> [Problem] Skip the pictures and extract all of the lines exactly as written.

> [Record excerpts]
** Begin **

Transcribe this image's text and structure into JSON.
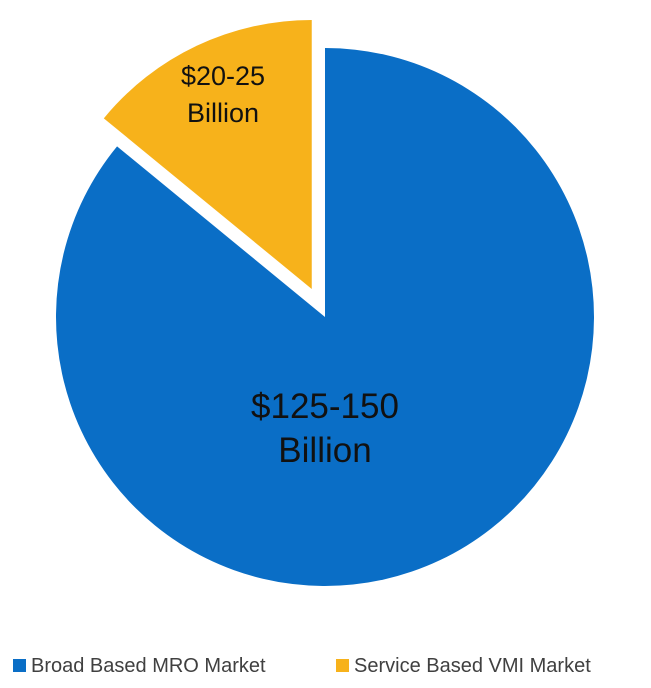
{
  "chart_data": {
    "type": "pie",
    "title": "",
    "categories": [
      "Broad Based MRO Market",
      "Service Based VMI Market"
    ],
    "values": [
      137.5,
      22.5
    ],
    "value_ranges": [
      [
        "$125-150",
        "Billion"
      ],
      [
        "$20-25",
        "Billion"
      ]
    ],
    "colors": [
      "#0A6EC6",
      "#F7B21B"
    ],
    "exploded": [
      false,
      true
    ],
    "legend_position": "bottom"
  }
}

** End **

> [Response to this exercise]
Transcribe this image's text and structure into JSON.
{
  "chart_data": {
    "type": "pie",
    "title": "",
    "categories": [
      "Broad Based MRO Market",
      "Service Based VMI Market"
    ],
    "values": [
      137.5,
      22.5
    ],
    "value_ranges": [
      [
        "$125-150",
        "Billion"
      ],
      [
        "$20-25",
        "Billion"
      ]
    ],
    "colors": [
      "#0A6EC6",
      "#F7B21B"
    ],
    "exploded": [
      false,
      true
    ],
    "legend_position": "bottom"
  }
}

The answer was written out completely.